> [DO THIS] Images embedded in the records are excluded; print everything else exactly as given.

> [DATASET]
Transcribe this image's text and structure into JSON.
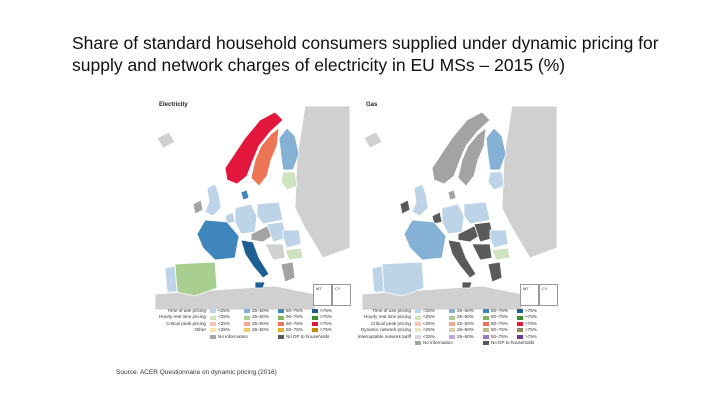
{
  "title": "Share of standard household consumers supplied under dynamic pricing for supply and network charges of electricity in EU MSs – 2015 (%)",
  "source": "Source: ACER Questionnaire on dynamic pricing (2016)",
  "colors": {
    "sea": "#ffffff",
    "nonEU": "#d0d0d0",
    "no_info": "#a3a3a3",
    "no_dp": "#5a5a5a",
    "tou": [
      "#bcd3e8",
      "#86b1d6",
      "#3f86bd",
      "#1d5e93"
    ],
    "rtp": [
      "#cfe3c1",
      "#a8cf90",
      "#7fb760",
      "#3d8a2c"
    ],
    "cpp": [
      "#f7c5b7",
      "#f2a68e",
      "#ec7555",
      "#e3163d"
    ],
    "other": [
      "#f7e3a3",
      "#f0cd6a",
      "#e6ad2c",
      "#c9840b"
    ],
    "dnp": [
      "#e9e2c5",
      "#d8ccab",
      "#bfb491",
      "#8d8562"
    ],
    "itn": [
      "#dccfe6",
      "#c2a9d6",
      "#9a78bf",
      "#6a3c98"
    ]
  },
  "panels": [
    {
      "id": "electricity",
      "label": "Electricity",
      "insets": [
        "MT",
        "CY"
      ],
      "legend": {
        "rows": [
          {
            "label": "Time of use pricing",
            "key": "tou",
            "items": [
              "<25%",
              "25–50%",
              "50–75%",
              ">75%"
            ]
          },
          {
            "label": "Hourly real time pricing",
            "key": "rtp",
            "items": [
              "<25%",
              "25–50%",
              "50–75%",
              ">75%"
            ]
          },
          {
            "label": "Critical peak pricing",
            "key": "cpp",
            "items": [
              "<25%",
              "25–50%",
              "50–75%",
              ">75%"
            ]
          },
          {
            "label": "Other",
            "key": "other",
            "items": [
              "<25%",
              "25–50%",
              "50–75%",
              ">75%"
            ]
          }
        ],
        "extra": [
          "No information",
          "No DP to households"
        ]
      }
    },
    {
      "id": "gas",
      "label": "Gas",
      "insets": [
        "MT",
        "CY"
      ],
      "legend": {
        "rows": [
          {
            "label": "Time of use pricing",
            "key": "tou",
            "items": [
              "<25%",
              "25–50%",
              "50–75%",
              ">75%"
            ]
          },
          {
            "label": "Hourly real time pricing",
            "key": "rtp",
            "items": [
              "<25%",
              "25–50%",
              "50–75%",
              ">75%"
            ]
          },
          {
            "label": "Critical peak pricing",
            "key": "cpp",
            "items": [
              "<25%",
              "25–50%",
              "50–75%",
              ">75%"
            ]
          },
          {
            "label": "Dynamic network pricing",
            "key": "dnp",
            "items": [
              "<25%",
              "25–50%",
              "50–75%",
              ">75%"
            ]
          },
          {
            "label": "Interruptable network tariff",
            "key": "itn",
            "items": [
              "<25%",
              "25–50%",
              "50–75%",
              ">75%"
            ]
          }
        ],
        "extra": [
          "No information",
          "No DP to households"
        ]
      }
    }
  ]
}
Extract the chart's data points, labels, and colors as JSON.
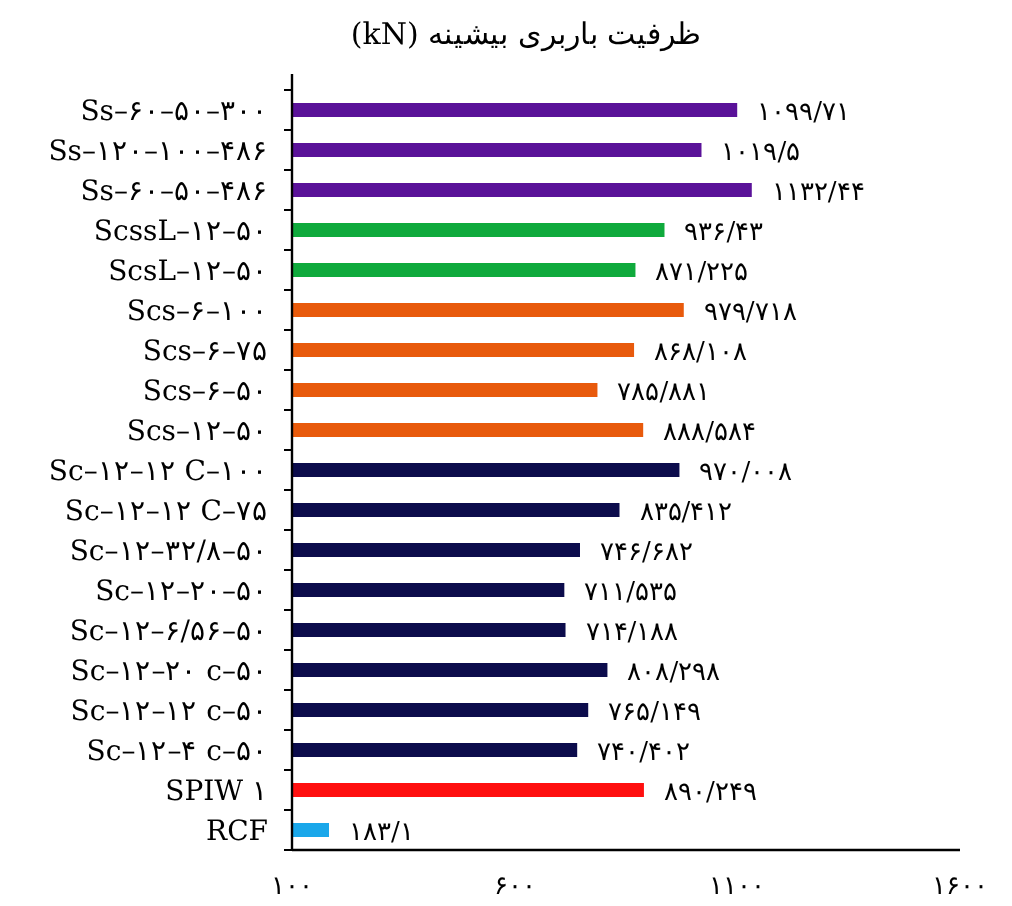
{
  "chart_data": {
    "type": "bar",
    "orientation": "horizontal",
    "title": "ظرفیت باربری بیشینه (kN)",
    "categories": [
      "Ss–۶۰–۵۰–۳۰۰",
      "Ss–۱۲۰–۱۰۰–۴۸۶",
      "Ss–۶۰–۵۰–۴۸۶",
      "ScssL–۱۲–۵۰",
      "ScsL–۱۲–۵۰",
      "Scs–۶–۱۰۰",
      "Scs–۶–۷۵",
      "Scs–۶–۵۰",
      "Scs–۱۲–۵۰",
      "Sc–۱۲–۱۲ C–۱۰۰",
      "Sc–۱۲–۱۲ C–۷۵",
      "Sc–۱۲–۳۲/۸–۵۰",
      "Sc–۱۲–۲۰–۵۰",
      "Sc–۱۲–۶/۵۶–۵۰",
      "Sc–۱۲–۲۰ c–۵۰",
      "Sc–۱۲–۱۲ c–۵۰",
      "Sc–۱۲–۴ c–۵۰",
      "SPIW ۱",
      "RCF"
    ],
    "values": [
      1099.71,
      1019.5,
      1132.44,
      936.43,
      871.225,
      979.718,
      868.108,
      785.881,
      888.584,
      970.008,
      835.412,
      746.682,
      711.535,
      714.188,
      808.298,
      765.149,
      740.402,
      890.249,
      183.1
    ],
    "value_labels": [
      "۱۰۹۹/۷۱",
      "۱۰۱۹/۵",
      "۱۱۳۲/۴۴",
      "۹۳۶/۴۳",
      "۸۷۱/۲۲۵",
      "۹۷۹/۷۱۸",
      "۸۶۸/۱۰۸",
      "۷۸۵/۸۸۱",
      "۸۸۸/۵۸۴",
      "۹۷۰/۰۰۸",
      "۸۳۵/۴۱۲",
      "۷۴۶/۶۸۲",
      "۷۱۱/۵۳۵",
      "۷۱۴/۱۸۸",
      "۸۰۸/۲۹۸",
      "۷۶۵/۱۴۹",
      "۷۴۰/۴۰۲",
      "۸۹۰/۲۴۹",
      "۱۸۳/۱"
    ],
    "colors": [
      "#5a1299",
      "#5a1299",
      "#5a1299",
      "#0faa3c",
      "#0faa3c",
      "#e85a0c",
      "#e85a0c",
      "#e85a0c",
      "#e85a0c",
      "#0c0c4c",
      "#0c0c4c",
      "#0c0c4c",
      "#0c0c4c",
      "#0c0c4c",
      "#0c0c4c",
      "#0c0c4c",
      "#0c0c4c",
      "#ff0f0f",
      "#1aa7ea"
    ],
    "xlim": [
      100,
      1600
    ],
    "xticks": [
      {
        "value": 100,
        "label": "۱۰۰"
      },
      {
        "value": 600,
        "label": "۶۰۰"
      },
      {
        "value": 1100,
        "label": "۱۱۰۰"
      },
      {
        "value": 1600,
        "label": "۱۶۰۰"
      }
    ]
  }
}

> [ANSWER TO THE PROBLEM]
Transcribe this image's text and structure into JSON.
{
  "title": "Share of standard household consumers supplied under dynamic pricing for supply and network charges of electricity in EU MSs – 2015 (%)",
  "source": "Source: ACER Questionnaire on dynamic pricing (2016)",
  "colors": {
    "sea": "#ffffff",
    "nonEU": "#d0d0d0",
    "no_info": "#a3a3a3",
    "no_dp": "#5a5a5a",
    "tou": [
      "#bcd3e8",
      "#86b1d6",
      "#3f86bd",
      "#1d5e93"
    ],
    "rtp": [
      "#cfe3c1",
      "#a8cf90",
      "#7fb760",
      "#3d8a2c"
    ],
    "cpp": [
      "#f7c5b7",
      "#f2a68e",
      "#ec7555",
      "#e3163d"
    ],
    "other": [
      "#f7e3a3",
      "#f0cd6a",
      "#e6ad2c",
      "#c9840b"
    ],
    "dnp": [
      "#e9e2c5",
      "#d8ccab",
      "#bfb491",
      "#8d8562"
    ],
    "itn": [
      "#dccfe6",
      "#c2a9d6",
      "#9a78bf",
      "#6a3c98"
    ]
  },
  "panels": [
    {
      "id": "electricity",
      "label": "Electricity",
      "insets": [
        "MT",
        "CY"
      ],
      "legend": {
        "rows": [
          {
            "label": "Time of use pricing",
            "key": "tou",
            "items": [
              "<25%",
              "25–50%",
              "50–75%",
              ">75%"
            ]
          },
          {
            "label": "Hourly real time pricing",
            "key": "rtp",
            "items": [
              "<25%",
              "25–50%",
              "50–75%",
              ">75%"
            ]
          },
          {
            "label": "Critical peak pricing",
            "key": "cpp",
            "items": [
              "<25%",
              "25–50%",
              "50–75%",
              ">75%"
            ]
          },
          {
            "label": "Other",
            "key": "other",
            "items": [
              "<25%",
              "25–50%",
              "50–75%",
              ">75%"
            ]
          }
        ],
        "extra": [
          "No information",
          "No DP to households"
        ]
      }
    },
    {
      "id": "gas",
      "label": "Gas",
      "insets": [
        "MT",
        "CY"
      ],
      "legend": {
        "rows": [
          {
            "label": "Time of use pricing",
            "key": "tou",
            "items": [
              "<25%",
              "25–50%",
              "50–75%",
              ">75%"
            ]
          },
          {
            "label": "Hourly real time pricing",
            "key": "rtp",
            "items": [
              "<25%",
              "25–50%",
              "50–75%",
              ">75%"
            ]
          },
          {
            "label": "Critical peak pricing",
            "key": "cpp",
            "items": [
              "<25%",
              "25–50%",
              "50–75%",
              ">75%"
            ]
          },
          {
            "label": "Dynamic network pricing",
            "key": "dnp",
            "items": [
              "<25%",
              "25–50%",
              "50–75%",
              ">75%"
            ]
          },
          {
            "label": "Interruptable network tariff",
            "key": "itn",
            "items": [
              "<25%",
              "25–50%",
              "50–75%",
              ">75%"
            ]
          }
        ],
        "extra": [
          "No information",
          "No DP to households"
        ]
      }
    }
  ]
}
Extract the chart's data points, labels, and colors as JSON.
{
  "chart_data": {
    "type": "bar",
    "orientation": "horizontal",
    "title": "ظرفیت باربری بیشینه (kN)",
    "categories": [
      "Ss–۶۰–۵۰–۳۰۰",
      "Ss–۱۲۰–۱۰۰–۴۸۶",
      "Ss–۶۰–۵۰–۴۸۶",
      "ScssL–۱۲–۵۰",
      "ScsL–۱۲–۵۰",
      "Scs–۶–۱۰۰",
      "Scs–۶–۷۵",
      "Scs–۶–۵۰",
      "Scs–۱۲–۵۰",
      "Sc–۱۲–۱۲ C–۱۰۰",
      "Sc–۱۲–۱۲ C–۷۵",
      "Sc–۱۲–۳۲/۸–۵۰",
      "Sc–۱۲–۲۰–۵۰",
      "Sc–۱۲–۶/۵۶–۵۰",
      "Sc–۱۲–۲۰ c–۵۰",
      "Sc–۱۲–۱۲ c–۵۰",
      "Sc–۱۲–۴ c–۵۰",
      "SPIW ۱",
      "RCF"
    ],
    "values": [
      1099.71,
      1019.5,
      1132.44,
      936.43,
      871.225,
      979.718,
      868.108,
      785.881,
      888.584,
      970.008,
      835.412,
      746.682,
      711.535,
      714.188,
      808.298,
      765.149,
      740.402,
      890.249,
      183.1
    ],
    "value_labels": [
      "۱۰۹۹/۷۱",
      "۱۰۱۹/۵",
      "۱۱۳۲/۴۴",
      "۹۳۶/۴۳",
      "۸۷۱/۲۲۵",
      "۹۷۹/۷۱۸",
      "۸۶۸/۱۰۸",
      "۷۸۵/۸۸۱",
      "۸۸۸/۵۸۴",
      "۹۷۰/۰۰۸",
      "۸۳۵/۴۱۲",
      "۷۴۶/۶۸۲",
      "۷۱۱/۵۳۵",
      "۷۱۴/۱۸۸",
      "۸۰۸/۲۹۸",
      "۷۶۵/۱۴۹",
      "۷۴۰/۴۰۲",
      "۸۹۰/۲۴۹",
      "۱۸۳/۱"
    ],
    "colors": [
      "#5a1299",
      "#5a1299",
      "#5a1299",
      "#0faa3c",
      "#0faa3c",
      "#e85a0c",
      "#e85a0c",
      "#e85a0c",
      "#e85a0c",
      "#0c0c4c",
      "#0c0c4c",
      "#0c0c4c",
      "#0c0c4c",
      "#0c0c4c",
      "#0c0c4c",
      "#0c0c4c",
      "#0c0c4c",
      "#ff0f0f",
      "#1aa7ea"
    ],
    "xlim": [
      100,
      1600
    ],
    "xticks": [
      {
        "value": 100,
        "label": "۱۰۰"
      },
      {
        "value": 600,
        "label": "۶۰۰"
      },
      {
        "value": 1100,
        "label": "۱۱۰۰"
      },
      {
        "value": 1600,
        "label": "۱۶۰۰"
      }
    ]
  }
}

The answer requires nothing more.